+++ SUPPLIED RECORDS

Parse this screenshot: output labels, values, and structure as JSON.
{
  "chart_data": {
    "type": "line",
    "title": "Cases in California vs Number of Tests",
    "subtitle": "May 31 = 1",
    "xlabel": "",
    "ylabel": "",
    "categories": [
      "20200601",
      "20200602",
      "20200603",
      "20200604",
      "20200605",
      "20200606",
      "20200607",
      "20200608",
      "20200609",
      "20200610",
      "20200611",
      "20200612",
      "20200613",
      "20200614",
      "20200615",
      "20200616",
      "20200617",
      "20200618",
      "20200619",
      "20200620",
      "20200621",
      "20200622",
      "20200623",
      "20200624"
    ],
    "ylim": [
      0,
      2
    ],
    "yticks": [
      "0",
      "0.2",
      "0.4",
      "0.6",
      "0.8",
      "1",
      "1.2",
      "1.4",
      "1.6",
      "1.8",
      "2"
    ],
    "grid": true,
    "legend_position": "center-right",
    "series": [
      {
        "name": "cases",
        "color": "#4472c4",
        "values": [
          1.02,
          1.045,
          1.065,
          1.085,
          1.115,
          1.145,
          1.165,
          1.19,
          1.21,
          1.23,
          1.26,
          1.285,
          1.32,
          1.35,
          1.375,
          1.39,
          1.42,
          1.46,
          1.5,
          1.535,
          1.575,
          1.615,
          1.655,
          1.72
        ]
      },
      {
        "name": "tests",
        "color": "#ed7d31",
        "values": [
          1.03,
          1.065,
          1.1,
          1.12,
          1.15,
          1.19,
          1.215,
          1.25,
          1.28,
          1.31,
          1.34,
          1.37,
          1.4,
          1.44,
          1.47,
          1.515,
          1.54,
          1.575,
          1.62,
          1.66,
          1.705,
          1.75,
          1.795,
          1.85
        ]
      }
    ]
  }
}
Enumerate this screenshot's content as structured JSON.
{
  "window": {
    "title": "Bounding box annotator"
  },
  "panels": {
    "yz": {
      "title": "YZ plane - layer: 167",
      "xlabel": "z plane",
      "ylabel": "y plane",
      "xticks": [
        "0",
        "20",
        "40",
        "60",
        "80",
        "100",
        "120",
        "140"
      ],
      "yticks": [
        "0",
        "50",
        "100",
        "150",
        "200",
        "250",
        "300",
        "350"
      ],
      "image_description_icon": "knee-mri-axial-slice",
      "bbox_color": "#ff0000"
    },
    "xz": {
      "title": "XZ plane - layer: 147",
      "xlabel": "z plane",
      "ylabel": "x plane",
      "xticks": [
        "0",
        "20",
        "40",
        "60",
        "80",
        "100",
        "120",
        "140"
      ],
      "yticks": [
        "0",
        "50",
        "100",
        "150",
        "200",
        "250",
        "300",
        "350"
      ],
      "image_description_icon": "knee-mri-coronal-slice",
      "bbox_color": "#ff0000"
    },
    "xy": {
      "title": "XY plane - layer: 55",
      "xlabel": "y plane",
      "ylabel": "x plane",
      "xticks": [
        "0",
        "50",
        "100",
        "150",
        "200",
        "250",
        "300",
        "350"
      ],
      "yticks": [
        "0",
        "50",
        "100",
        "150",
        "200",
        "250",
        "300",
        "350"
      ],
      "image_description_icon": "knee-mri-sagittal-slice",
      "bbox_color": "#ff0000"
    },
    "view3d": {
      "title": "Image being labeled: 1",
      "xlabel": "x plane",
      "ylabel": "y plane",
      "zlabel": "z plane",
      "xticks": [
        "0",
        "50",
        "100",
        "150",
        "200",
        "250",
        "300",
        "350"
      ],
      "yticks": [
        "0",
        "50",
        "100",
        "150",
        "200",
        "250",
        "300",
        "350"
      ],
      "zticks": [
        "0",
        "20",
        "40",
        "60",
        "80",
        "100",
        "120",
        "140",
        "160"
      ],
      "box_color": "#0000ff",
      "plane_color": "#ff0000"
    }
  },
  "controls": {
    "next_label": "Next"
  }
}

++++++
+++ SUPPLIED RECORDS

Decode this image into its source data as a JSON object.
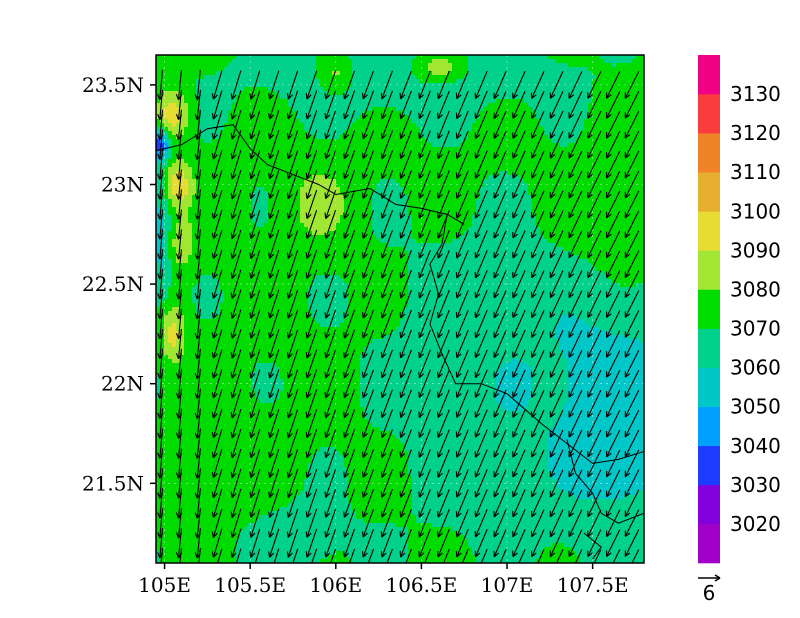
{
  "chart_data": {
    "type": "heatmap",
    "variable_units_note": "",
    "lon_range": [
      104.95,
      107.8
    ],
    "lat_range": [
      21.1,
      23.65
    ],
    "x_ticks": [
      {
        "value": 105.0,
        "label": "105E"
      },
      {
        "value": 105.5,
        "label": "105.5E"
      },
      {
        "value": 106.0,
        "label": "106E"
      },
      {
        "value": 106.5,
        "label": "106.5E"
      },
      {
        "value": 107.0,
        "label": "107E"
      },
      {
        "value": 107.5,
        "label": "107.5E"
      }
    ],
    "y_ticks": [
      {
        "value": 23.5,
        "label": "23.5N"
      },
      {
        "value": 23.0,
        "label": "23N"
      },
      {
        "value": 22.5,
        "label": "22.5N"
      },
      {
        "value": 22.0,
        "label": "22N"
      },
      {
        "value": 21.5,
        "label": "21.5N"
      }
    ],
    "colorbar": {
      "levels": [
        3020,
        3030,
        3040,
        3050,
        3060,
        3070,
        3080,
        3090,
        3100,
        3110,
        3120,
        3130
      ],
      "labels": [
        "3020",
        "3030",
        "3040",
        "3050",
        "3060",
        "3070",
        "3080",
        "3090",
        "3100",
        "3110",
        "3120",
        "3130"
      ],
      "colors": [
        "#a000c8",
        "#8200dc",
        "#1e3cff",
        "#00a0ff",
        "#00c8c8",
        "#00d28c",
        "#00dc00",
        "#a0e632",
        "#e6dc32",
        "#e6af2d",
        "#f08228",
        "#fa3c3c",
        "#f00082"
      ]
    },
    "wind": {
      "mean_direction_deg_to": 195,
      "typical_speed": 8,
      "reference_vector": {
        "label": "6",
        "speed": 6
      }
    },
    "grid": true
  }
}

++++++

EXERCISE GOAL :: Copy all lines from the data that hold the word "labels".

WRITTEN SOLUTION ::
Parse this screenshot: output labels, values, and structure as JSON.
      "labels": [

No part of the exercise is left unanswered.